##### Records to process #####

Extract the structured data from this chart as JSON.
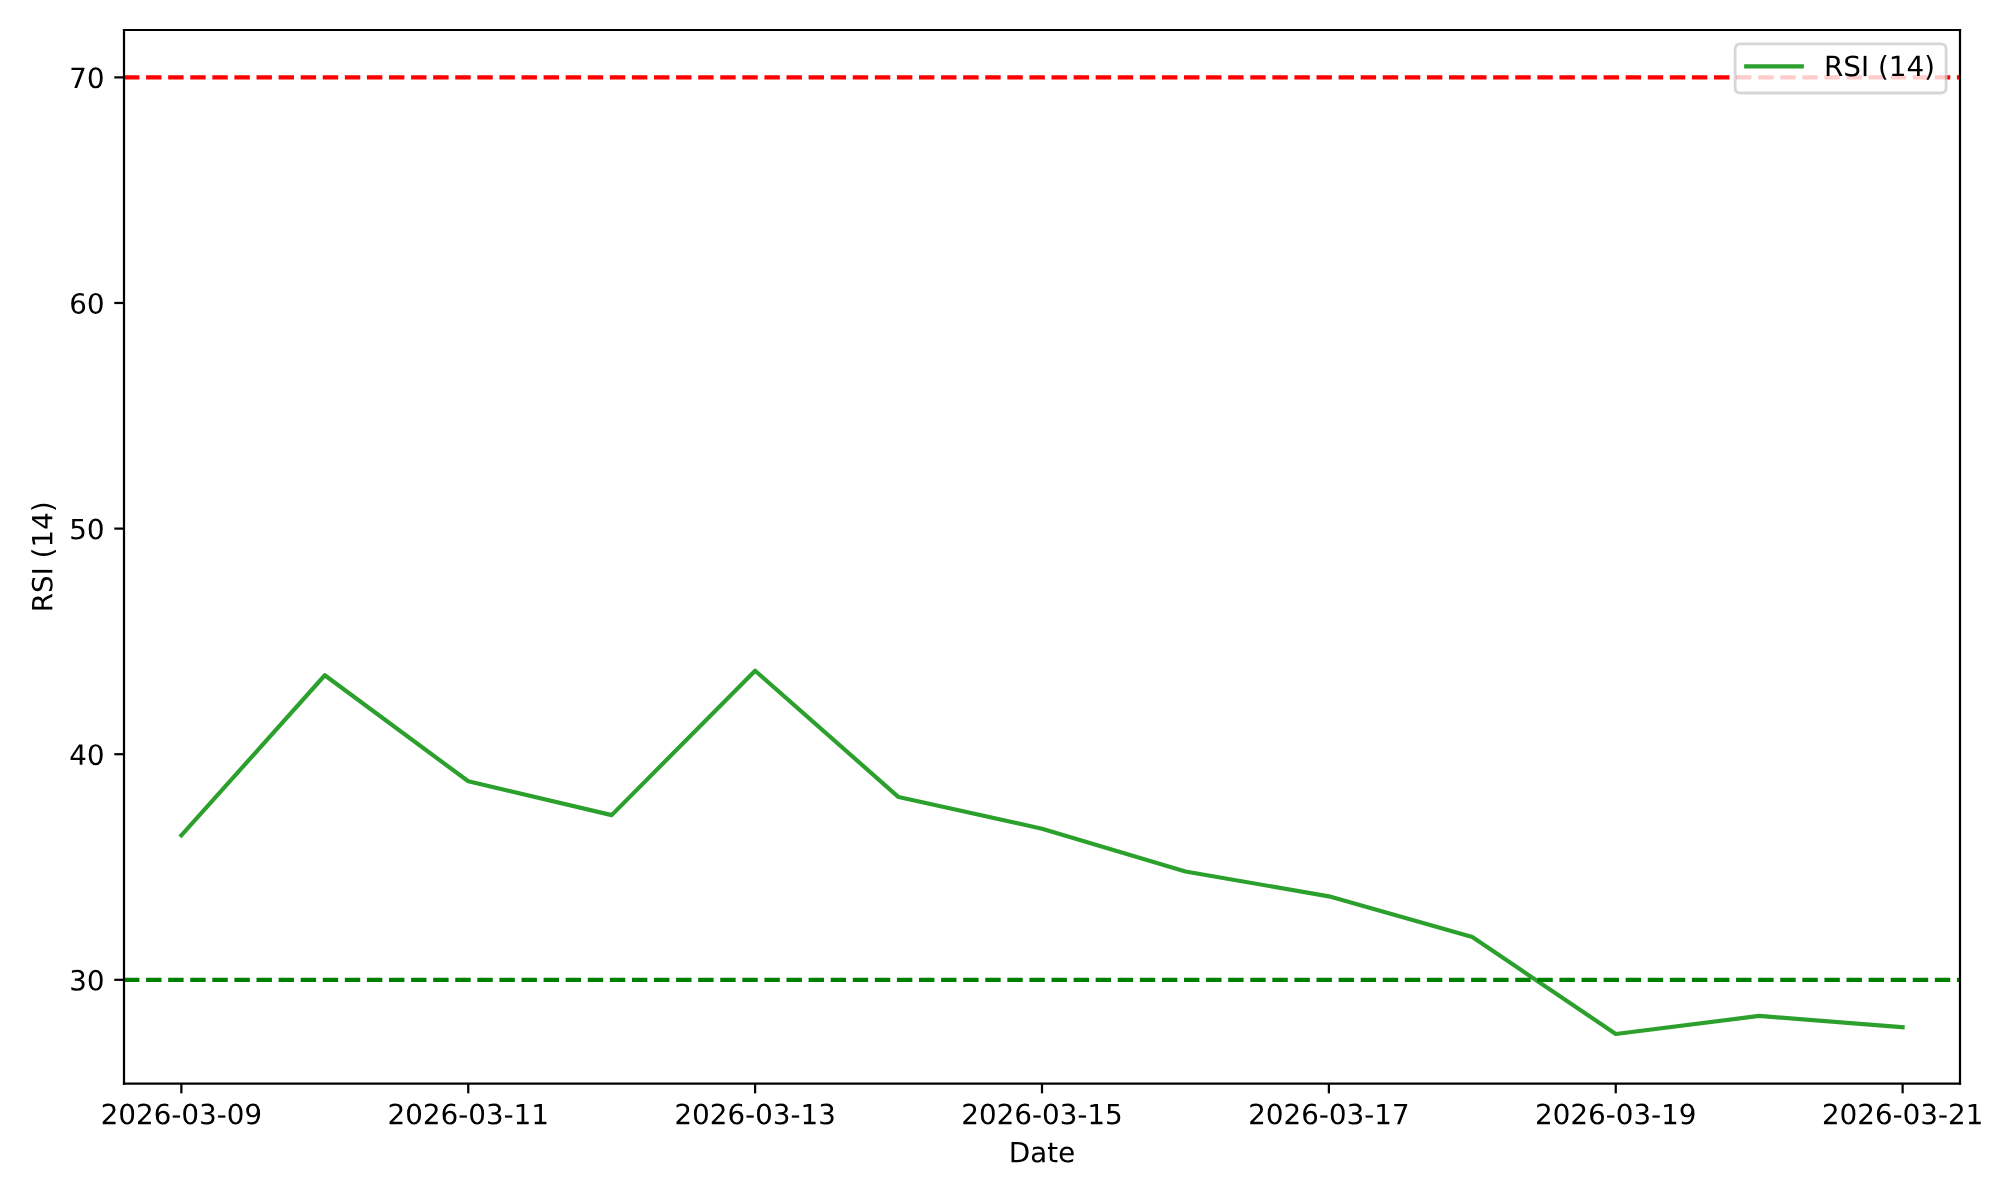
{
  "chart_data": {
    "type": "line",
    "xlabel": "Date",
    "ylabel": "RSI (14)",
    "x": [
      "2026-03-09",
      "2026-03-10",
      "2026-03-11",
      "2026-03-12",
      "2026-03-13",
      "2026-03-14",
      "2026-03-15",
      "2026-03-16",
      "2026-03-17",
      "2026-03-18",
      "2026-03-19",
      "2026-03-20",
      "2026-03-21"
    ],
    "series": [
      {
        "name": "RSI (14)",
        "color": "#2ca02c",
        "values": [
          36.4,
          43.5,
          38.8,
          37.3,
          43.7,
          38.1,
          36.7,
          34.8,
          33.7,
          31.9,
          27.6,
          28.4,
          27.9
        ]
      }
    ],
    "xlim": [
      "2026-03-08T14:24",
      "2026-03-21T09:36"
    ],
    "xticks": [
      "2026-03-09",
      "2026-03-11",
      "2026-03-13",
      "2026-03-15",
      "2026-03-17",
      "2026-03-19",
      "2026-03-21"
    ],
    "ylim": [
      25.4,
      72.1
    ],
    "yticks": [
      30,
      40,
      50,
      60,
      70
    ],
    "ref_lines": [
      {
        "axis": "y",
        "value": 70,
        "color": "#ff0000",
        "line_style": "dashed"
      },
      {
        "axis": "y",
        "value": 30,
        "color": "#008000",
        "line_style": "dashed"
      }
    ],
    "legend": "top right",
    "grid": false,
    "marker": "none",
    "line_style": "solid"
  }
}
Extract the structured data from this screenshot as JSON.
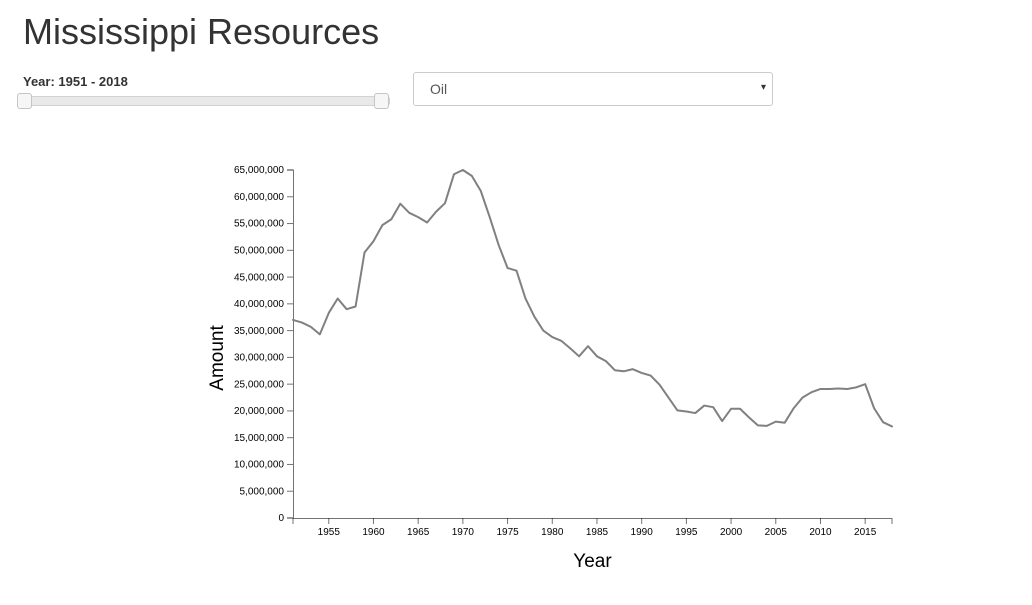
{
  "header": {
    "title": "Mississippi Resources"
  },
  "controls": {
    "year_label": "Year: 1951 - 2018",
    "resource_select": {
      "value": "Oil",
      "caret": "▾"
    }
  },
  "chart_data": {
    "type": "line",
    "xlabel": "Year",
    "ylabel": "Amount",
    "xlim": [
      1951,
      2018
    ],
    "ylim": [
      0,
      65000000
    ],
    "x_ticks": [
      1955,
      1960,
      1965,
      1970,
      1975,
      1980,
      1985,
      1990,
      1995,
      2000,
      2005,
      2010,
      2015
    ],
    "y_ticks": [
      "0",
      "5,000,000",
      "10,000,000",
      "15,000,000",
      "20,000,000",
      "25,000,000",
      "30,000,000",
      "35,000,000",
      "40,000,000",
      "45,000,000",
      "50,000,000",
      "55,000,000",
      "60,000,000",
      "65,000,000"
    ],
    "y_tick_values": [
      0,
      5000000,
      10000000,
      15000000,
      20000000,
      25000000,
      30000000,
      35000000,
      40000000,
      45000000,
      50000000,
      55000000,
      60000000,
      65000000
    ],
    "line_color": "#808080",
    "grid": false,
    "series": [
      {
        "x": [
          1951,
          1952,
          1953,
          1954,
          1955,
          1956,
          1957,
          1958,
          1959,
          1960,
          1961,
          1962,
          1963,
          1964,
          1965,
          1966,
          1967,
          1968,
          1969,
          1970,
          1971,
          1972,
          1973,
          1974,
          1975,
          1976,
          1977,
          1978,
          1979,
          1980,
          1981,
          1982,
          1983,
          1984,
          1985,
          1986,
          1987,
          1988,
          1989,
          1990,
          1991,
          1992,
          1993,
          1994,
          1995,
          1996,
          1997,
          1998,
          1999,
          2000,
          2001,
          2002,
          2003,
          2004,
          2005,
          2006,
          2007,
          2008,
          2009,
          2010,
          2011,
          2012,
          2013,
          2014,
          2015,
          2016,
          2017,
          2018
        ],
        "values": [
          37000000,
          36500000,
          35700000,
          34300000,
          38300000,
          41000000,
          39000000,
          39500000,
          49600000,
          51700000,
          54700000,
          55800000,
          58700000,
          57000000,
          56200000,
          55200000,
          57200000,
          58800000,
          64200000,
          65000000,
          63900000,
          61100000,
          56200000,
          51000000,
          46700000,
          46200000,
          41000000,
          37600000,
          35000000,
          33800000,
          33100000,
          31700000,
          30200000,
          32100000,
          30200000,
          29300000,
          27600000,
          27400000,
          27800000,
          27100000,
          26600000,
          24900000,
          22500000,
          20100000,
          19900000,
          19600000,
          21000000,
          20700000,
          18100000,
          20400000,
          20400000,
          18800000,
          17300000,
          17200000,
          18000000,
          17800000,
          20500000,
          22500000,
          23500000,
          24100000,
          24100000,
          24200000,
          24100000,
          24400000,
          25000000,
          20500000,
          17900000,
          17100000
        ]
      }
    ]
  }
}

#####

Problem to work on
Reply with nothing but the number of lines in the data above that contain "JSON".

Exercise answer
2